→ **Record set**:
>>>

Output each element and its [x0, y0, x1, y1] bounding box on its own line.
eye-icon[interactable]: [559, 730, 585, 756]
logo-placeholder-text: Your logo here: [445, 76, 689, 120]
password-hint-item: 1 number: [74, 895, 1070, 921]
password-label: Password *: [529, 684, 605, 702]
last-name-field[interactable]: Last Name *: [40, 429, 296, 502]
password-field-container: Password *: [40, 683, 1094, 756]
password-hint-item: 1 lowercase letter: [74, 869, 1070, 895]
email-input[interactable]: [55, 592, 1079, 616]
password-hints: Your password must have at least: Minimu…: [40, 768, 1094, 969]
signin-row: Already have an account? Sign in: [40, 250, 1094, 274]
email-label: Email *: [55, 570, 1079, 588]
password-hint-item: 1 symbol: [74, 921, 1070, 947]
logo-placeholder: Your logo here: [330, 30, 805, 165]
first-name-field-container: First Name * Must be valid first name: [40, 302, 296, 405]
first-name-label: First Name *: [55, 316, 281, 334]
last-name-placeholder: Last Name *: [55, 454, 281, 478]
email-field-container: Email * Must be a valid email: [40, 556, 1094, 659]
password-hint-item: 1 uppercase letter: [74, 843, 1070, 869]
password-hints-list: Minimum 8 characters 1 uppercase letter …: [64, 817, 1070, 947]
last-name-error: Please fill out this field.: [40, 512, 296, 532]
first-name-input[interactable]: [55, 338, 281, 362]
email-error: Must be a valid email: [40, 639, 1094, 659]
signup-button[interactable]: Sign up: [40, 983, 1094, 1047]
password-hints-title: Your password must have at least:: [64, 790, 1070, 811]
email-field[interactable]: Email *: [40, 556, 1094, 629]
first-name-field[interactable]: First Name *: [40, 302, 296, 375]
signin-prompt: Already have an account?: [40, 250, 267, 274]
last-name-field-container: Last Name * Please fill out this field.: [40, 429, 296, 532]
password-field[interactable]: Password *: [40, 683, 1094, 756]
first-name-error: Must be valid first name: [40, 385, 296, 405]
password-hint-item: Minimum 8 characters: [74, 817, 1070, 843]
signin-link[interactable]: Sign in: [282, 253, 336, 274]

<<<
>>>

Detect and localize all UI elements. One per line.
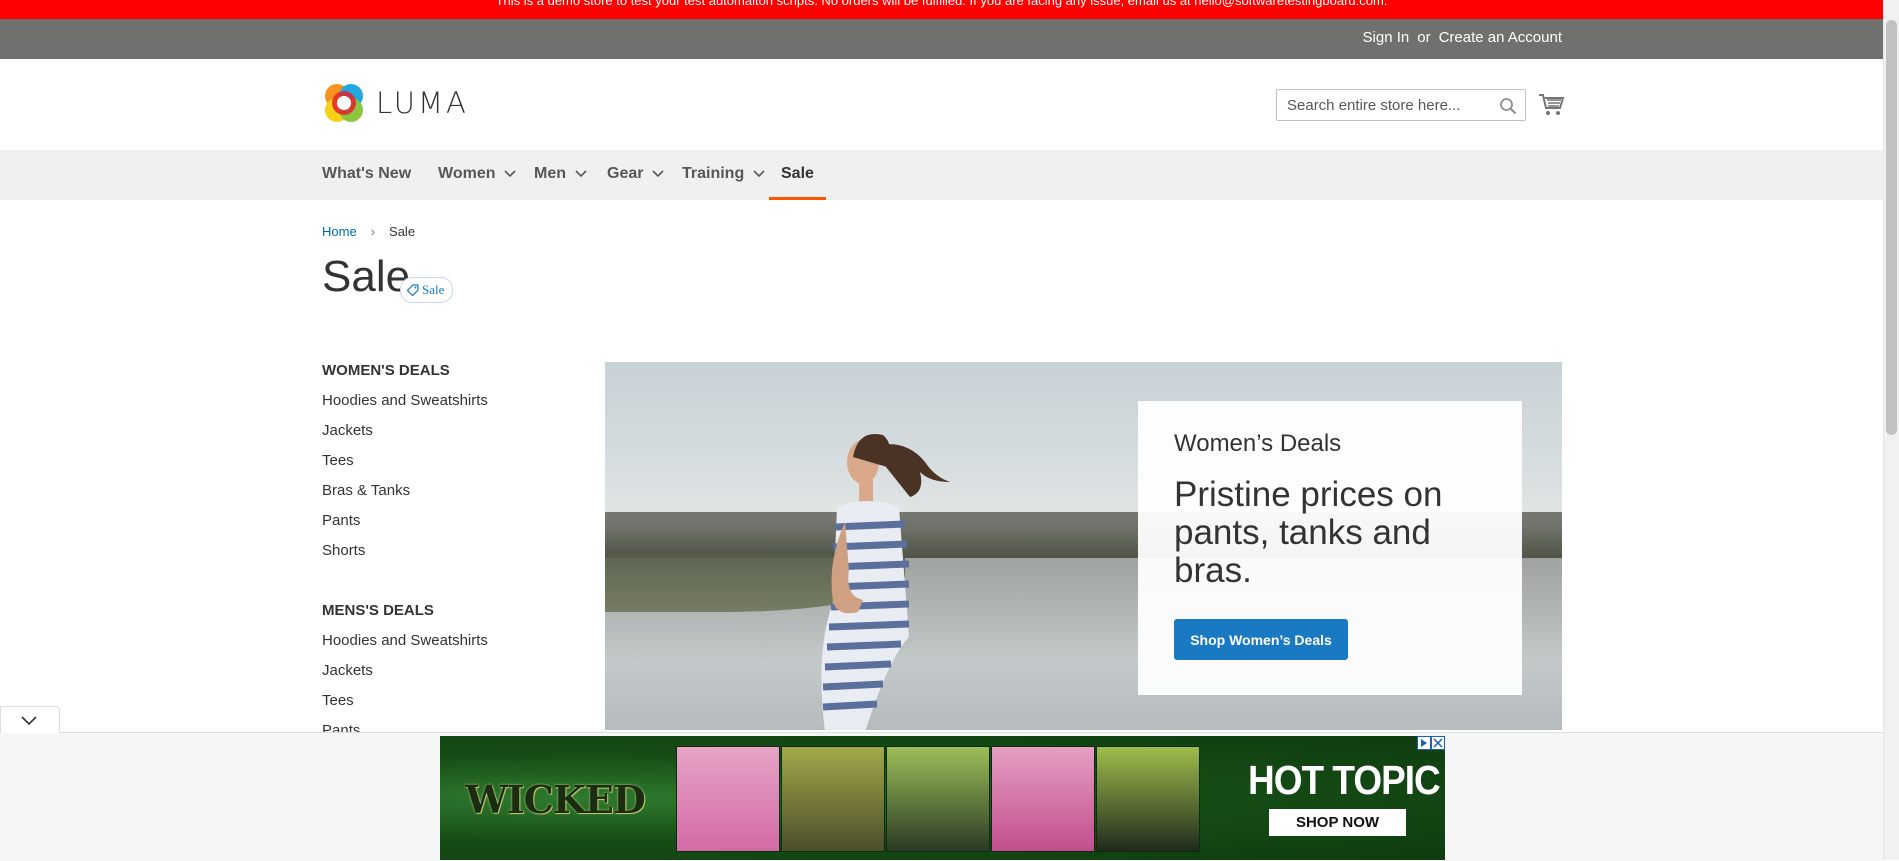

<<<

→ **What you are asked to do**: Copy back the lines of the first block of material above, from the line with "Output each element" up to and including the line with "email-error: Must be", unchanged.

→ **Exercise response**:
Output each element and its [x0, y0, x1, y1] bounding box on its own line.
eye-icon[interactable]: [559, 730, 585, 756]
logo-placeholder-text: Your logo here: [445, 76, 689, 120]
password-hint-item: 1 number: [74, 895, 1070, 921]
password-label: Password *: [529, 684, 605, 702]
last-name-field[interactable]: Last Name *: [40, 429, 296, 502]
password-field-container: Password *: [40, 683, 1094, 756]
password-hint-item: 1 lowercase letter: [74, 869, 1070, 895]
email-input[interactable]: [55, 592, 1079, 616]
password-hints: Your password must have at least: Minimu…: [40, 768, 1094, 969]
signin-row: Already have an account? Sign in: [40, 250, 1094, 274]
email-label: Email *: [55, 570, 1079, 588]
password-hint-item: 1 symbol: [74, 921, 1070, 947]
logo-placeholder: Your logo here: [330, 30, 805, 165]
first-name-field-container: First Name * Must be valid first name: [40, 302, 296, 405]
first-name-label: First Name *: [55, 316, 281, 334]
last-name-placeholder: Last Name *: [55, 454, 281, 478]
email-field-container: Email * Must be a valid email: [40, 556, 1094, 659]
password-hint-item: 1 uppercase letter: [74, 843, 1070, 869]
password-hints-list: Minimum 8 characters 1 uppercase letter …: [64, 817, 1070, 947]
last-name-error: Please fill out this field.: [40, 512, 296, 532]
first-name-input[interactable]: [55, 338, 281, 362]
email-error: Must be a valid email: [40, 639, 1094, 659]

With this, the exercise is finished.